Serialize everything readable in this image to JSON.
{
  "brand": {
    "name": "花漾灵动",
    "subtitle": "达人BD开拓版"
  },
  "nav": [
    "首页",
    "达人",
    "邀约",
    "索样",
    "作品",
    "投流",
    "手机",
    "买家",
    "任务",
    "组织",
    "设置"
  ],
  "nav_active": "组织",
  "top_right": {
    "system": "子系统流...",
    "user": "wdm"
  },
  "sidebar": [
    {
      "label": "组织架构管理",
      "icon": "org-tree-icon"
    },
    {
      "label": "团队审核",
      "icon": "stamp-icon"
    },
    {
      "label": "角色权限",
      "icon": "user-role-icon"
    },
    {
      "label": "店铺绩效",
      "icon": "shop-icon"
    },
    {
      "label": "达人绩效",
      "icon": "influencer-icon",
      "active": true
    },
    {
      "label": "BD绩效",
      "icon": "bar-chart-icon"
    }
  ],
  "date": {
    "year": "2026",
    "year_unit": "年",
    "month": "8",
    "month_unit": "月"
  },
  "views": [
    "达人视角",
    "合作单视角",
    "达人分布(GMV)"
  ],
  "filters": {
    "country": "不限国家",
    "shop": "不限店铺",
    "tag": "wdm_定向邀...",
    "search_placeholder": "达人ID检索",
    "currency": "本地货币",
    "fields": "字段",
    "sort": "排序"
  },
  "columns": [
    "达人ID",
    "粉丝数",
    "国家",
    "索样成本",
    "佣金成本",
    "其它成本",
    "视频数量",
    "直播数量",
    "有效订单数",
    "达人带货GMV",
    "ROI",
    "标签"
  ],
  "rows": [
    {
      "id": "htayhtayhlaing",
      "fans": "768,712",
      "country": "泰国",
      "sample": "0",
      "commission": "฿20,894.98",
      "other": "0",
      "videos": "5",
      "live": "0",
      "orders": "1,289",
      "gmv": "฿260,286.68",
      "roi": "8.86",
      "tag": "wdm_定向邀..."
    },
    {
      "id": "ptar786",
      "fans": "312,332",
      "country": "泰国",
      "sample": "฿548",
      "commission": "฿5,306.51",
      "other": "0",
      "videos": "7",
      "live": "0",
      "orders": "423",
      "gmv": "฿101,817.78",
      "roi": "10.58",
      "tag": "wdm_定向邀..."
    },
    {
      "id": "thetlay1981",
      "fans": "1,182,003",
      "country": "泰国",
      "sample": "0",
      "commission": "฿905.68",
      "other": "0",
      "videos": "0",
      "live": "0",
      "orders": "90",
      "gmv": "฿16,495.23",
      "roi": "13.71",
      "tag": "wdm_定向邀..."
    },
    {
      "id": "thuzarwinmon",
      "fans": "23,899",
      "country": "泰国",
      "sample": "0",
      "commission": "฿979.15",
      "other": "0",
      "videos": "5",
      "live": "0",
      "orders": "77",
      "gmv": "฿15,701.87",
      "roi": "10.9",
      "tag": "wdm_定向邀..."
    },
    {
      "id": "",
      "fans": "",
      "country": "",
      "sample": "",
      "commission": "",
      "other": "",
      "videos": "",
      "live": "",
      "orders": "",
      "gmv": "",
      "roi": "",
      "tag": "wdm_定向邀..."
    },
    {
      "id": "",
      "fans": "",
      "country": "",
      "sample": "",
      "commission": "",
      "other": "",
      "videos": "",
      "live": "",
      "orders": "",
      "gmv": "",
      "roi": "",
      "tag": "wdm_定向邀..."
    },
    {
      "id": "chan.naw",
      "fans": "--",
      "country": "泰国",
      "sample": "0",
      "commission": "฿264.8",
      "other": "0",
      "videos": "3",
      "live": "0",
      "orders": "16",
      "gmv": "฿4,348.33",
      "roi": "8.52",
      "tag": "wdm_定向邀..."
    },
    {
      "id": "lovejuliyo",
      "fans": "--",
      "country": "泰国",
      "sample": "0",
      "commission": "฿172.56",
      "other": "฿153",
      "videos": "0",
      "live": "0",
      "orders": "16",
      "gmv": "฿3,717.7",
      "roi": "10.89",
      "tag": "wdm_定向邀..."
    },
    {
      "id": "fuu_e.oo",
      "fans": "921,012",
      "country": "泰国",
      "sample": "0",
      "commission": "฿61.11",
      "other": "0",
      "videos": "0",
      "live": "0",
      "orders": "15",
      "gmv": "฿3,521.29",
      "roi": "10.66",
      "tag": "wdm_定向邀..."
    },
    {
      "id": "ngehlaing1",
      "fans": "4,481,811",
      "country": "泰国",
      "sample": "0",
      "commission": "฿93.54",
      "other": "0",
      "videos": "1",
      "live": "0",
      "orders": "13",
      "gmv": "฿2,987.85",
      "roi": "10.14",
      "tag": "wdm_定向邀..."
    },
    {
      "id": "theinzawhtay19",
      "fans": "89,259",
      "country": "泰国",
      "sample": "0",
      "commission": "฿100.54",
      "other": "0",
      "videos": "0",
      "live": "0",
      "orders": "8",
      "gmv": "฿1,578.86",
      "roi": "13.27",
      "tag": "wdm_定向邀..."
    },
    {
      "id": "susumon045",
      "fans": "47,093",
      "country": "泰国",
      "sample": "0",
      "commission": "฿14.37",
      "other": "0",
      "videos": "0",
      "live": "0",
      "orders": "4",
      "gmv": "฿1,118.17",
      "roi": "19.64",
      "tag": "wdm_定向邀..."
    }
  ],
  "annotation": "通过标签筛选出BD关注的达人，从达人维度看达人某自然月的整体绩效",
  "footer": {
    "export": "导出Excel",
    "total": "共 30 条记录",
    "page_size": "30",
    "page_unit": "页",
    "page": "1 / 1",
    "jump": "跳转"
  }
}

....

**GIVEN TASK:**
Pick out each line that holds the string "orders".

**ANSWER FOR THIS EXERCISE:**
      "orders": "1,289",
      "orders": "423",
      "orders": "90",
      "orders": "77",
      "orders": "",
      "orders": "",
      "orders": "16",
      "orders": "16",
      "orders": "15",
      "orders": "13",
      "orders": "8",
      "orders": "4",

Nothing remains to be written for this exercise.